Objective - Print all the data, keeping every line exactly as it is.

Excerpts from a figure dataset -
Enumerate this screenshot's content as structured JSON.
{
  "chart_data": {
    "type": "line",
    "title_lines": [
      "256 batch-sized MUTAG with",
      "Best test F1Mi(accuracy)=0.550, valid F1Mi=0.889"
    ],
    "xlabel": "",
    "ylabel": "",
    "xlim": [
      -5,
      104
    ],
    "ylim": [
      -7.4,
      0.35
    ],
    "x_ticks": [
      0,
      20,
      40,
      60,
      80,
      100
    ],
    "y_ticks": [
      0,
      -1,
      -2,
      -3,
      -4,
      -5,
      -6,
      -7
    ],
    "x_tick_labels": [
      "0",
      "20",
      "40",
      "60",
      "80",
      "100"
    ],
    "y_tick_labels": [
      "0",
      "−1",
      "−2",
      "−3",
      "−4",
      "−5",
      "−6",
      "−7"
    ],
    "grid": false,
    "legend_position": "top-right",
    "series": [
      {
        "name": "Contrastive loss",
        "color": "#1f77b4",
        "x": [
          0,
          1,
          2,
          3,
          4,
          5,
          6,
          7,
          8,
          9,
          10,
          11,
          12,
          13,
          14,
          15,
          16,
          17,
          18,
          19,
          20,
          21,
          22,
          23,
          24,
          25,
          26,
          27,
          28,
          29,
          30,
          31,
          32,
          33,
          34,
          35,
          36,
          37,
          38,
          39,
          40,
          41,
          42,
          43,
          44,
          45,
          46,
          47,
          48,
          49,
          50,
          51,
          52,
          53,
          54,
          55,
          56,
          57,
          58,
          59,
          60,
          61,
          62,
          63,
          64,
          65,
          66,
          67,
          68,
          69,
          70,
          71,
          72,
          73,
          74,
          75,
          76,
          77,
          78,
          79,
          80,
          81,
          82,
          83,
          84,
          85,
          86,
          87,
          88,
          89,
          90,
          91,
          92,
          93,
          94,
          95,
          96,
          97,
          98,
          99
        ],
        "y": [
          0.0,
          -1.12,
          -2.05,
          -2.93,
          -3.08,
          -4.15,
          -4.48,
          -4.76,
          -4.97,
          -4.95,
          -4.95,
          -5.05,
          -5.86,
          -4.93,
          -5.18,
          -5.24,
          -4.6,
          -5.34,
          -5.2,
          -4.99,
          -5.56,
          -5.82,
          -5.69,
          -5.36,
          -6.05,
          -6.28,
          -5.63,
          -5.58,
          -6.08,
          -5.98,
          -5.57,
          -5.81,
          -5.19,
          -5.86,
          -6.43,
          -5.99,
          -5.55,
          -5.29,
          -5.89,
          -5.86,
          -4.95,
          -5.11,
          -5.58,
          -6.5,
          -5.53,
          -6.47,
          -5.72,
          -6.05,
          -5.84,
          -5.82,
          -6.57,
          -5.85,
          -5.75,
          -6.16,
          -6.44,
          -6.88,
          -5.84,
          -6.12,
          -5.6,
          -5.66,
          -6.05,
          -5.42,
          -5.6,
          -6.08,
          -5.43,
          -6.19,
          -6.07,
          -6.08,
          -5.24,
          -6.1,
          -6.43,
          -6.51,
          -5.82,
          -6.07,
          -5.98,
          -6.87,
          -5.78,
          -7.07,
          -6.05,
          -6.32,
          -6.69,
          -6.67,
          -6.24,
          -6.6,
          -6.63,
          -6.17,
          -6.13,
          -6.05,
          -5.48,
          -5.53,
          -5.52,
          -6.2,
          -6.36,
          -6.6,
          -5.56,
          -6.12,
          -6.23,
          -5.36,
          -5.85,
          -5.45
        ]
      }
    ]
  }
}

Task response -
Enumerate this screenshot's content as structured JSON.
{
  "chart_data": {
    "type": "line",
    "title_lines": [
      "256 batch-sized MUTAG with",
      "Best test F1Mi(accuracy)=0.550, valid F1Mi=0.889"
    ],
    "xlabel": "",
    "ylabel": "",
    "xlim": [
      -5,
      104
    ],
    "ylim": [
      -7.4,
      0.35
    ],
    "x_ticks": [
      0,
      20,
      40,
      60,
      80,
      100
    ],
    "y_ticks": [
      0,
      -1,
      -2,
      -3,
      -4,
      -5,
      -6,
      -7
    ],
    "x_tick_labels": [
      "0",
      "20",
      "40",
      "60",
      "80",
      "100"
    ],
    "y_tick_labels": [
      "0",
      "−1",
      "−2",
      "−3",
      "−4",
      "−5",
      "−6",
      "−7"
    ],
    "grid": false,
    "legend_position": "top-right",
    "series": [
      {
        "name": "Contrastive loss",
        "color": "#1f77b4",
        "x": [
          0,
          1,
          2,
          3,
          4,
          5,
          6,
          7,
          8,
          9,
          10,
          11,
          12,
          13,
          14,
          15,
          16,
          17,
          18,
          19,
          20,
          21,
          22,
          23,
          24,
          25,
          26,
          27,
          28,
          29,
          30,
          31,
          32,
          33,
          34,
          35,
          36,
          37,
          38,
          39,
          40,
          41,
          42,
          43,
          44,
          45,
          46,
          47,
          48,
          49,
          50,
          51,
          52,
          53,
          54,
          55,
          56,
          57,
          58,
          59,
          60,
          61,
          62,
          63,
          64,
          65,
          66,
          67,
          68,
          69,
          70,
          71,
          72,
          73,
          74,
          75,
          76,
          77,
          78,
          79,
          80,
          81,
          82,
          83,
          84,
          85,
          86,
          87,
          88,
          89,
          90,
          91,
          92,
          93,
          94,
          95,
          96,
          97,
          98,
          99
        ],
        "y": [
          0.0,
          -1.12,
          -2.05,
          -2.93,
          -3.08,
          -4.15,
          -4.48,
          -4.76,
          -4.97,
          -4.95,
          -4.95,
          -5.05,
          -5.86,
          -4.93,
          -5.18,
          -5.24,
          -4.6,
          -5.34,
          -5.2,
          -4.99,
          -5.56,
          -5.82,
          -5.69,
          -5.36,
          -6.05,
          -6.28,
          -5.63,
          -5.58,
          -6.08,
          -5.98,
          -5.57,
          -5.81,
          -5.19,
          -5.86,
          -6.43,
          -5.99,
          -5.55,
          -5.29,
          -5.89,
          -5.86,
          -4.95,
          -5.11,
          -5.58,
          -6.5,
          -5.53,
          -6.47,
          -5.72,
          -6.05,
          -5.84,
          -5.82,
          -6.57,
          -5.85,
          -5.75,
          -6.16,
          -6.44,
          -6.88,
          -5.84,
          -6.12,
          -5.6,
          -5.66,
          -6.05,
          -5.42,
          -5.6,
          -6.08,
          -5.43,
          -6.19,
          -6.07,
          -6.08,
          -5.24,
          -6.1,
          -6.43,
          -6.51,
          -5.82,
          -6.07,
          -5.98,
          -6.87,
          -5.78,
          -7.07,
          -6.05,
          -6.32,
          -6.69,
          -6.67,
          -6.24,
          -6.6,
          -6.63,
          -6.17,
          -6.13,
          -6.05,
          -5.48,
          -5.53,
          -5.52,
          -6.2,
          -6.36,
          -6.6,
          -5.56,
          -6.12,
          -6.23,
          -5.36,
          -5.85,
          -5.45
        ]
      }
    ]
  }
}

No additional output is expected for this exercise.